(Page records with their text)
- - - - - - -
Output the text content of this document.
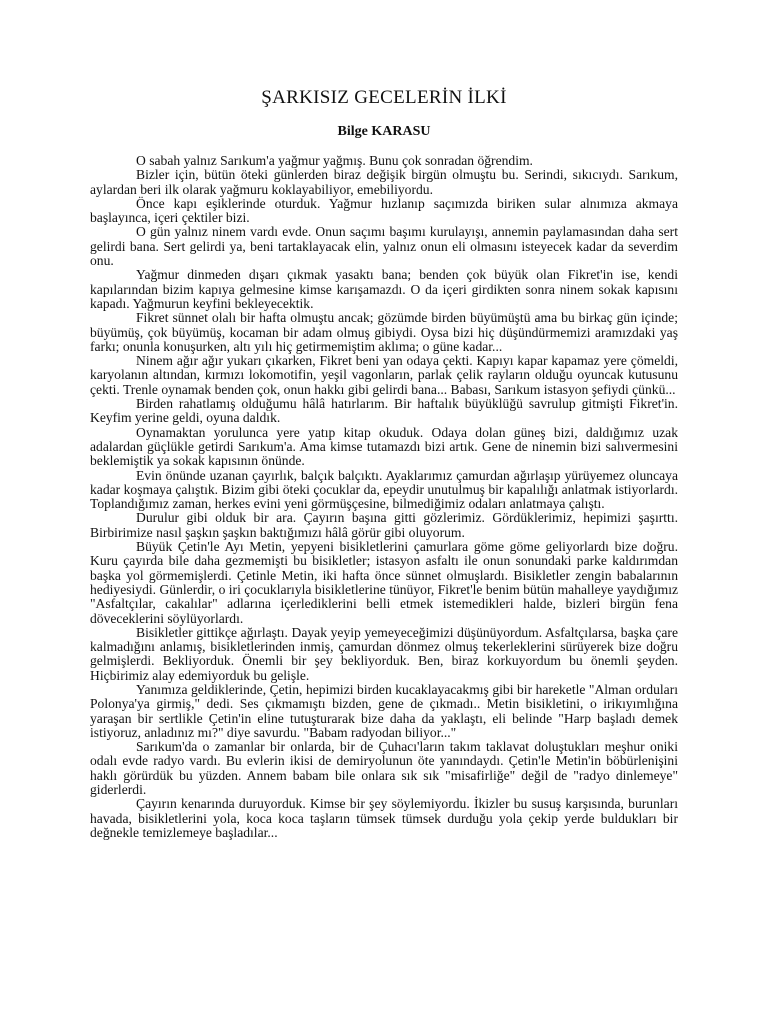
ŞARKISIZ GECELERİN İLKİ
Bilge KARASU

O sabah yalnız Sarıkum'a yağmur yağmış. Bunu çok sonradan öğrendim.

Bizler için, bütün öteki günlerden biraz değişik birgün olmuştu bu. Serindi, sıkıcıydı. Sarıkum, aylardan beri ilk olarak yağmuru koklayabiliyor, emebiliyordu.

Önce kapı eşiklerinde oturduk. Yağmur hızlanıp saçımızda biriken sular alnımıza akmaya başlayınca, içeri çektiler bizi.

O gün yalnız ninem vardı evde. Onun saçımı başımı kurulayışı, annemin paylamasından daha sert gelirdi bana. Sert gelirdi ya, beni tartaklayacak elin, yalnız onun eli olmasını isteyecek kadar da severdim onu.

Yağmur dinmeden dışarı çıkmak yasaktı bana; benden çok büyük olan Fikret'in ise, kendi kapılarından bizim kapıya gelmesine kimse karışamazdı. O da içeri girdikten sonra ninem sokak kapısını kapadı. Yağmurun keyfini bekleyecektik.

Fikret sünnet olalı bir hafta olmuştu ancak; gözümde birden büyümüştü ama bu birkaç gün içinde; büyümüş, çok büyümüş, kocaman bir adam olmuş gibiydi. Oysa bizi hiç düşündürmemizi aramızdaki yaş farkı; onunla konuşurken, altı yılı hiç getirmemiştim aklıma; o güne kadar...

Ninem ağır ağır yukarı çıkarken, Fikret beni yan odaya çekti. Kapıyı kapar kapamaz yere çömeldi, karyolanın altından, kırmızı lokomotifin, yeşil vagonların, parlak çelik rayların olduğu oyuncak kutusunu çekti. Trenle oynamak benden çok, onun hakkı gibi gelirdi bana... Babası, Sarıkum istasyon şefiydi çünkü...

Birden rahatlamış olduğumu hâlâ hatırlarım. Bir haftalık büyüklüğü savrulup gitmişti Fikret'in. Keyfim yerine geldi, oyuna daldık.

Oynamaktan yorulunca yere yatıp kitap okuduk. Odaya dolan güneş bizi, daldığımız uzak adalardan güçlükle getirdi Sarıkum'a. Ama kimse tutamazdı bizi artık. Gene de ninemin bizi salıvermesini beklemiştik ya sokak kapısının önünde.

Evin önünde uzanan çayırlık, balçık balçıktı. Ayaklarımız çamurdan ağırlaşıp yürüyemez oluncaya kadar koşmaya çalıştık. Bizim gibi öteki çocuklar da, epeydir unutulmuş bir kapalılığı anlatmak istiyorlardı. Toplandığımız zaman, herkes evini yeni görmüşçesine, bilmediğimiz odaları anlatmaya çalıştı.

Durulur gibi olduk bir ara. Çayırın başına gitti gözlerimiz. Gördüklerimiz, hepimizi şaşırttı. Birbirimize nasıl şaşkın şaşkın baktığımızı hâlâ görür gibi oluyorum.

Büyük Çetin'le Ayı Metin, yepyeni bisikletlerini çamurlara göme göme geliyorlardı bize doğru. Kuru çayırda bile daha gezmemişti bu bisikletler; istasyon asfaltı ile onun sonundaki parke kaldırımdan başka yol görmemişlerdi. Çetinle Metin, iki hafta önce sünnet olmuşlardı. Bisikletler zengin babalarının hediyesiydi. Günlerdir, o iri çocuklarıyla bisikletlerine tünüyor, Fikret'le benim bütün mahalleye yaydığımız "Asfaltçılar, cakalılar" adlarına içerlediklerini belli etmek istemedikleri halde, bizleri birgün fena döveceklerini söylüyorlardı.

Bisikletler gittikçe ağırlaştı. Dayak yeyip yemeyeceğimizi düşünüyordum. Asfaltçılarsa, başka çare kalmadığını anlamış, bisikletlerinden inmiş, çamurdan dönmez olmuş tekerleklerini sürüyerek bize doğru gelmişlerdi. Bekliyorduk. Önemli bir şey bekliyorduk. Ben, biraz korkuyordum bu önemli şeyden. Hiçbirimiz alay edemiyorduk bu gelişle.

Yanımıza geldiklerinde, Çetin, hepimizi birden kucaklayacakmış gibi bir hareketle "Alman orduları Polonya'ya girmiş," dedi. Ses çıkmamıştı bizden, gene de çıkmadı.. Metin bisikletini, o irikıyımlığına yaraşan bir sertlikle Çetin'in eline tutuşturarak bize daha da yaklaştı, eli belinde "Harp başladı demek istiyoruz, anladınız mı?" diye savurdu. "Babam radyodan biliyor..."

Sarıkum'da o zamanlar bir onlarda, bir de Çuhacı'ların takım taklavat doluştukları meşhur oniki odalı evde radyo vardı. Bu evlerin ikisi de demiryolunun öte yanındaydı. Çetin'le Metin'in böbürlenişini haklı görürdük bu yüzden. Annem babam bile onlara sık sık "misafirliğe" değil de "radyo dinlemeye" giderlerdi.

Çayırın kenarında duruyorduk. Kimse bir şey söylemiyordu. İkizler bu susuş karşısında, burunları havada, bisikletlerini yola, koca koca taşların tümsek tümsek durduğu yola çekip yerde buldukları bir değnekle temizlemeye başladılar...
- - - - - - -
▶ _WHAT YOU WILL DO_:
Search the entries for the word "yalnız". Copy every line where it occurs.

▶ _SOLUTION FOR THIS TASK_:
O sabah yalnız Sarıkum'a yağmur yağmış. Bunu çok sonradan öğrendim.
O gün yalnız ninem vardı evde. Onun saçımı başımı kurulayışı, annemin paylamasından daha sert gelirdi bana. Sert gelirdi ya, beni tartaklayacak elin, yalnız onun eli olmasını isteyecek kadar da severdim onu.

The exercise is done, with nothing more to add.